| Your instructions |
Please write out the material that follows, exactly as it stands.

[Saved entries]
□ □ □ □ □ □ □

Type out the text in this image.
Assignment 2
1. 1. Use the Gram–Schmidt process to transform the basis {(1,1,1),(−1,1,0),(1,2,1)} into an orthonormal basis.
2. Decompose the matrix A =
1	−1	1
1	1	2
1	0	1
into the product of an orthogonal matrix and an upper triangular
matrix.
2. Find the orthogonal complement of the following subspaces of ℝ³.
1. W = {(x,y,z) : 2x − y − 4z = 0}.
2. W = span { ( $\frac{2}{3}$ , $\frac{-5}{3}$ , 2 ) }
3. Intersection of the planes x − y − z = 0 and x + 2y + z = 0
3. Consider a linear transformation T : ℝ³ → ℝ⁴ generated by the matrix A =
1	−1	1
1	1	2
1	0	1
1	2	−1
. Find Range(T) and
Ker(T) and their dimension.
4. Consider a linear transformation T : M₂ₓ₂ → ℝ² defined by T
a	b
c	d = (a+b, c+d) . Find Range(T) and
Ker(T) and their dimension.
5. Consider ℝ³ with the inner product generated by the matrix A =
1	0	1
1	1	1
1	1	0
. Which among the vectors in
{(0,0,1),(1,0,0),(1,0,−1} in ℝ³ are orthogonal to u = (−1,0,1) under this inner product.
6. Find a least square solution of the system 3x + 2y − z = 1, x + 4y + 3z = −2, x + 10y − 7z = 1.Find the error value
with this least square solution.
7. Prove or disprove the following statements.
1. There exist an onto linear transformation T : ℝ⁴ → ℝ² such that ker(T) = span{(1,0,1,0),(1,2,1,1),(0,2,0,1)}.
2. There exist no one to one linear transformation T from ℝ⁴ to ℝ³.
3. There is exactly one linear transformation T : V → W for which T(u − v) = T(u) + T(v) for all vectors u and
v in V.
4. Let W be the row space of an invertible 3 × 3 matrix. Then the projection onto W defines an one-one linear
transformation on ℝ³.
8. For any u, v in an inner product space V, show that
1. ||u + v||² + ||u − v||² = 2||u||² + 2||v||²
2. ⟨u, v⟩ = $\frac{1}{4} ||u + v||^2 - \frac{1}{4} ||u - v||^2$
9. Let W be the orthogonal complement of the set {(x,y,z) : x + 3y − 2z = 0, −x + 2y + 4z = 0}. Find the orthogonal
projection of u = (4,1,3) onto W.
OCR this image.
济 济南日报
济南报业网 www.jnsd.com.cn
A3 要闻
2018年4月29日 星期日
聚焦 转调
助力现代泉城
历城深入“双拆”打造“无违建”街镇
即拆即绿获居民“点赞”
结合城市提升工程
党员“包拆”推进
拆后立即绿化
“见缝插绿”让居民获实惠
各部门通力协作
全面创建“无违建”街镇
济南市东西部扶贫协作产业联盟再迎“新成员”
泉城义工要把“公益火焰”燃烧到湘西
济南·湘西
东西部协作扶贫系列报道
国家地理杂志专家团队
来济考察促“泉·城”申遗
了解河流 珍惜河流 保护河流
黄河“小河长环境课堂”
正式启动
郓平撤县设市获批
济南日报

□ □ □ □ □ □ □

| Solved exercise |
Type out the text in this image.
Assignment 2
1. 1. Use the Gram–Schmidt process to transform the basis {(1,1,1),(−1,1,0),(1,2,1)} into an orthonormal basis.
2. Decompose the matrix A =
1	−1	1
1	1	2
1	0	1
into the product of an orthogonal matrix and an upper triangular
matrix.
2. Find the orthogonal complement of the following subspaces of ℝ³.
1. W = {(x,y,z) : 2x − y − 4z = 0}.
2. W = span { ( $\frac{2}{3}$ , $\frac{-5}{3}$ , 2 ) }
3. Intersection of the planes x − y − z = 0 and x + 2y + z = 0
3. Consider a linear transformation T : ℝ³ → ℝ⁴ generated by the matrix A =
1	−1	1
1	1	2
1	0	1
1	2	−1
. Find Range(T) and
Ker(T) and their dimension.
4. Consider a linear transformation T : M₂ₓ₂ → ℝ² defined by T
a	b
c	d = (a+b, c+d) . Find Range(T) and
Ker(T) and their dimension.
5. Consider ℝ³ with the inner product generated by the matrix A =
1	0	1
1	1	1
1	1	0
. Which among the vectors in
{(0,0,1),(1,0,0),(1,0,−1} in ℝ³ are orthogonal to u = (−1,0,1) under this inner product.
6. Find a least square solution of the system 3x + 2y − z = 1, x + 4y + 3z = −2, x + 10y − 7z = 1.Find the error value
with this least square solution.
7. Prove or disprove the following statements.
1. There exist an onto linear transformation T : ℝ⁴ → ℝ² such that ker(T) = span{(1,0,1,0),(1,2,1,1),(0,2,0,1)}.
2. There exist no one to one linear transformation T from ℝ⁴ to ℝ³.
3. There is exactly one linear transformation T : V → W for which T(u − v) = T(u) + T(v) for all vectors u and
v in V.
4. Let W be the row space of an invertible 3 × 3 matrix. Then the projection onto W defines an one-one linear
transformation on ℝ³.
8. For any u, v in an inner product space V, show that
1. ||u + v||² + ||u − v||² = 2||u||² + 2||v||²
2. ⟨u, v⟩ = $\frac{1}{4} ||u + v||^2 - \frac{1}{4} ||u - v||^2$
9. Let W be the orthogonal complement of the set {(x,y,z) : x + 3y − 2z = 0, −x + 2y + 4z = 0}. Find the orthogonal
projection of u = (4,1,3) onto W.
OCR this image.
济 济南日报
济南报业网 www.jnsd.com.cn
A3 要闻
2018年4月29日 星期日
聚焦 转调
助力现代泉城
历城深入“双拆”打造“无违建”街镇
即拆即绿获居民“点赞”
结合城市提升工程
党员“包拆”推进
拆后立即绿化
“见缝插绿”让居民获实惠
各部门通力协作
全面创建“无违建”街镇
济南市东西部扶贫协作产业联盟再迎“新成员”
泉城义工要把“公益火焰”燃烧到湘西
济南·湘西
东西部协作扶贫系列报道
国家地理杂志专家团队
来济考察促“泉·城”申遗
了解河流 珍惜河流 保护河流
黄河“小河长环境课堂”
正式启动
郓平撤县设市获批
济南日报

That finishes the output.